### Set problem:
Rewrite the rows below, replacing every "chevron-right-icon" with "chevron-icon" and leaving everything else unchanged.

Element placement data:

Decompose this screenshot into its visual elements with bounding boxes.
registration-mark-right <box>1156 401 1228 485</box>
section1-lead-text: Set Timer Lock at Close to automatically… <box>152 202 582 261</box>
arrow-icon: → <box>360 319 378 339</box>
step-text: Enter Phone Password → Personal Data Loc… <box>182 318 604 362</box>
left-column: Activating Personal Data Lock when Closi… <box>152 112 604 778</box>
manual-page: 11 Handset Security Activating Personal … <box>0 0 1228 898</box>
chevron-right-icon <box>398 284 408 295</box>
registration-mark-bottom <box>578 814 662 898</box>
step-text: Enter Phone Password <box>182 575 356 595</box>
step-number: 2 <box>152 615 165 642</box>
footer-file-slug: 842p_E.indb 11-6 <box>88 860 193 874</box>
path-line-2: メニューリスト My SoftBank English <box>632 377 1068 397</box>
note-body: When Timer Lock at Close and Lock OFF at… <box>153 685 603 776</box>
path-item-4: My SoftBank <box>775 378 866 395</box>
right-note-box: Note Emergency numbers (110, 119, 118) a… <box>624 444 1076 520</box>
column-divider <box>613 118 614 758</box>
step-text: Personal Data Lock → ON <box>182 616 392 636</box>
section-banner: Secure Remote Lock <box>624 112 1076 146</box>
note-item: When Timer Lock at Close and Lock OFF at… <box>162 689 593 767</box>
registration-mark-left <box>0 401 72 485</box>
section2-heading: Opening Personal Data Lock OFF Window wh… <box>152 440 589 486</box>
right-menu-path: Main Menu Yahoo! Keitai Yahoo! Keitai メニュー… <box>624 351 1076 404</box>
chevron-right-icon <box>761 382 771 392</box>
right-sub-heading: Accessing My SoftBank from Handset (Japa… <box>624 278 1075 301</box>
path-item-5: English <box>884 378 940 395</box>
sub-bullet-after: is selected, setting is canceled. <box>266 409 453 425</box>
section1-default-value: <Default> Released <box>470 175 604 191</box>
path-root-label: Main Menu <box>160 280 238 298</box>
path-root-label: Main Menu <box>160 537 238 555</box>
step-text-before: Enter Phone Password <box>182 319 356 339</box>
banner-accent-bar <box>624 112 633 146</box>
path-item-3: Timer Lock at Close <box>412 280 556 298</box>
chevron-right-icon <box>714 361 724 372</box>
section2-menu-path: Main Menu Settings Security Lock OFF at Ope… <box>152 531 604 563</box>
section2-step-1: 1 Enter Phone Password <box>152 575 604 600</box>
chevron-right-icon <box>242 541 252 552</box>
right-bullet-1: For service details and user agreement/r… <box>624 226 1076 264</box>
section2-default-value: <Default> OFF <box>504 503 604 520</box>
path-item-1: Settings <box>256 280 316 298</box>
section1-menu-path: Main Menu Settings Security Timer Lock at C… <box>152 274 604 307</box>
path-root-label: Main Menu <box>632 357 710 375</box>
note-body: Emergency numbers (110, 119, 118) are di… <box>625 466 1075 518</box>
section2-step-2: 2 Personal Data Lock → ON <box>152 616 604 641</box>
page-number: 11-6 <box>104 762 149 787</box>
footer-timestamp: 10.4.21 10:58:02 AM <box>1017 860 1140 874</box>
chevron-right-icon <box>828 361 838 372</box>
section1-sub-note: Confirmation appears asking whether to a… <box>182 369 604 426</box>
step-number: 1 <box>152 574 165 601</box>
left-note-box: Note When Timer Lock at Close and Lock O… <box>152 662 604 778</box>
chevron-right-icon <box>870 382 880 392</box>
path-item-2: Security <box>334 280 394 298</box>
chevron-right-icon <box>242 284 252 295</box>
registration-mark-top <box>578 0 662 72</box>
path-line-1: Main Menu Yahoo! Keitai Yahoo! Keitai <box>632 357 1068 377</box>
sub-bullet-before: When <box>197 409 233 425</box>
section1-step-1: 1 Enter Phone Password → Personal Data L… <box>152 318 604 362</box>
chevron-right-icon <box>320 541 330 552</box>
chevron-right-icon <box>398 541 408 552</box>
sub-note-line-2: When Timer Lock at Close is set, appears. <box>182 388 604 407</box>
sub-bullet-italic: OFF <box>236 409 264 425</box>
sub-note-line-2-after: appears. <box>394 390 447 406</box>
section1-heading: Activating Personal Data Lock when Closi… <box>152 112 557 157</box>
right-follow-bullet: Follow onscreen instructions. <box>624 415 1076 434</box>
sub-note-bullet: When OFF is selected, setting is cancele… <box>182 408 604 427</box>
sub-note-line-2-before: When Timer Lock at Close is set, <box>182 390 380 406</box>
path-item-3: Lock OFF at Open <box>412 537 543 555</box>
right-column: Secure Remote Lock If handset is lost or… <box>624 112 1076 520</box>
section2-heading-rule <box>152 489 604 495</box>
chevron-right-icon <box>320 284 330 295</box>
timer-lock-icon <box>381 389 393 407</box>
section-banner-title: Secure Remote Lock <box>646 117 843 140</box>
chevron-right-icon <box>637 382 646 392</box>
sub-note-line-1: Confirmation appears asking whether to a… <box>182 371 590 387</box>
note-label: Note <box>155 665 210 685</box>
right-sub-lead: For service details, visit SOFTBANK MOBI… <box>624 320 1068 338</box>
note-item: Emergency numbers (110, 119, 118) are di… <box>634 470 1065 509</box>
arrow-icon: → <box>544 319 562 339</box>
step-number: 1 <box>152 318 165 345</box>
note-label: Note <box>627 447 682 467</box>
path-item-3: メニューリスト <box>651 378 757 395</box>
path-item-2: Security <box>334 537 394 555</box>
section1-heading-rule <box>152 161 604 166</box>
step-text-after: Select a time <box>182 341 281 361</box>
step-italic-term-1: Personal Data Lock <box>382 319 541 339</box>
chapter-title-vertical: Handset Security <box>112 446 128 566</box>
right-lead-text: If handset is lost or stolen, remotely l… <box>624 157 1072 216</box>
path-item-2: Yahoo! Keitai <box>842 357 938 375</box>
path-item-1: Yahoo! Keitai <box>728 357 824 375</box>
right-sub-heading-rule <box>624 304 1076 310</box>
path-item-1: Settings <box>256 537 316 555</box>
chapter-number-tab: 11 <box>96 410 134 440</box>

### The answer:
Decompose this screenshot into its visual elements with bounding boxes.
registration-mark-right <box>1156 401 1228 485</box>
section1-lead-text: Set Timer Lock at Close to automatically… <box>152 202 582 261</box>
arrow-icon: → <box>360 319 378 339</box>
step-text: Enter Phone Password → Personal Data Loc… <box>182 318 604 362</box>
left-column: Activating Personal Data Lock when Closi… <box>152 112 604 778</box>
manual-page: 11 Handset Security Activating Personal … <box>0 0 1228 898</box>
chevron-icon <box>398 284 408 295</box>
registration-mark-bottom <box>578 814 662 898</box>
step-text: Enter Phone Password <box>182 575 356 595</box>
step-number: 2 <box>152 615 165 642</box>
footer-file-slug: 842p_E.indb 11-6 <box>88 860 193 874</box>
path-line-2: メニューリスト My SoftBank English <box>632 377 1068 397</box>
note-body: When Timer Lock at Close and Lock OFF at… <box>153 685 603 776</box>
path-item-4: My SoftBank <box>775 378 866 395</box>
right-note-box: Note Emergency numbers (110, 119, 118) a… <box>624 444 1076 520</box>
column-divider <box>613 118 614 758</box>
step-text: Personal Data Lock → ON <box>182 616 392 636</box>
section-banner: Secure Remote Lock <box>624 112 1076 146</box>
note-item: When Timer Lock at Close and Lock OFF at… <box>162 689 593 767</box>
registration-mark-left <box>0 401 72 485</box>
section2-heading: Opening Personal Data Lock OFF Window wh… <box>152 440 589 486</box>
right-menu-path: Main Menu Yahoo! Keitai Yahoo! Keitai メニュー… <box>624 351 1076 404</box>
chevron-icon <box>761 382 771 392</box>
right-sub-heading: Accessing My SoftBank from Handset (Japa… <box>624 278 1075 301</box>
path-item-5: English <box>884 378 940 395</box>
sub-bullet-after: is selected, setting is canceled. <box>266 409 453 425</box>
section1-default-value: <Default> Released <box>470 175 604 191</box>
path-root-label: Main Menu <box>160 280 238 298</box>
path-root-label: Main Menu <box>160 537 238 555</box>
step-text-before: Enter Phone Password <box>182 319 356 339</box>
banner-accent-bar <box>624 112 633 146</box>
path-item-3: Timer Lock at Close <box>412 280 556 298</box>
chevron-icon <box>714 361 724 372</box>
section2-menu-path: Main Menu Settings Security Lock OFF at Ope… <box>152 531 604 563</box>
section2-step-1: 1 Enter Phone Password <box>152 575 604 600</box>
chevron-icon <box>242 541 252 552</box>
right-bullet-1: For service details and user agreement/r… <box>624 226 1076 264</box>
section2-default-value: <Default> OFF <box>504 503 604 520</box>
path-item-1: Settings <box>256 280 316 298</box>
section1-menu-path: Main Menu Settings Security Timer Lock at C… <box>152 274 604 307</box>
path-root-label: Main Menu <box>632 357 710 375</box>
note-body: Emergency numbers (110, 119, 118) are di… <box>625 466 1075 518</box>
section2-step-2: 2 Personal Data Lock → ON <box>152 616 604 641</box>
page-number: 11-6 <box>104 762 149 787</box>
footer-timestamp: 10.4.21 10:58:02 AM <box>1017 860 1140 874</box>
chevron-icon <box>828 361 838 372</box>
section1-sub-note: Confirmation appears asking whether to a… <box>182 369 604 426</box>
step-number: 1 <box>152 574 165 601</box>
left-note-box: Note When Timer Lock at Close and Lock O… <box>152 662 604 778</box>
chevron-icon <box>870 382 880 392</box>
path-item-2: Security <box>334 280 394 298</box>
chevron-icon <box>242 284 252 295</box>
registration-mark-top <box>578 0 662 72</box>
path-line-1: Main Menu Yahoo! Keitai Yahoo! Keitai <box>632 357 1068 377</box>
sub-bullet-before: When <box>197 409 233 425</box>
section1-step-1: 1 Enter Phone Password → Personal Data L… <box>152 318 604 362</box>
chevron-icon <box>320 541 330 552</box>
chevron-icon <box>398 541 408 552</box>
sub-note-line-2: When Timer Lock at Close is set, appears. <box>182 388 604 407</box>
sub-bullet-italic: OFF <box>236 409 264 425</box>
sub-note-line-2-after: appears. <box>394 390 447 406</box>
section1-heading: Activating Personal Data Lock when Closi… <box>152 112 557 157</box>
right-follow-bullet: Follow onscreen instructions. <box>624 415 1076 434</box>
sub-note-bullet: When OFF is selected, setting is cancele… <box>182 408 604 427</box>
sub-note-line-2-before: When Timer Lock at Close is set, <box>182 390 380 406</box>
path-item-3: Lock OFF at Open <box>412 537 543 555</box>
right-column: Secure Remote Lock If handset is lost or… <box>624 112 1076 520</box>
section2-heading-rule <box>152 489 604 495</box>
chevron-icon <box>320 284 330 295</box>
timer-lock-icon <box>381 389 393 407</box>
section-banner-title: Secure Remote Lock <box>646 117 843 140</box>
chevron-icon <box>637 382 646 392</box>
sub-note-line-1: Confirmation appears asking whether to a… <box>182 371 590 387</box>
note-label: Note <box>155 665 210 685</box>
right-sub-lead: For service details, visit SOFTBANK MOBI… <box>624 320 1068 338</box>
note-item: Emergency numbers (110, 119, 118) are di… <box>634 470 1065 509</box>
arrow-icon: → <box>544 319 562 339</box>
step-number: 1 <box>152 318 165 345</box>
note-label: Note <box>627 447 682 467</box>
path-item-3: メニューリスト <box>651 378 757 395</box>
path-item-2: Security <box>334 537 394 555</box>
section1-heading-rule <box>152 161 604 166</box>
step-text-after: Select a time <box>182 341 281 361</box>
step-italic-term-1: Personal Data Lock <box>382 319 541 339</box>
chapter-title-vertical: Handset Security <box>112 446 128 566</box>
right-lead-text: If handset is lost or stolen, remotely l… <box>624 157 1072 216</box>
path-item-2: Yahoo! Keitai <box>842 357 938 375</box>
path-item-1: Yahoo! Keitai <box>728 357 824 375</box>
right-sub-heading-rule <box>624 304 1076 310</box>
path-item-1: Settings <box>256 537 316 555</box>
chapter-number-tab: 11 <box>96 410 134 440</box>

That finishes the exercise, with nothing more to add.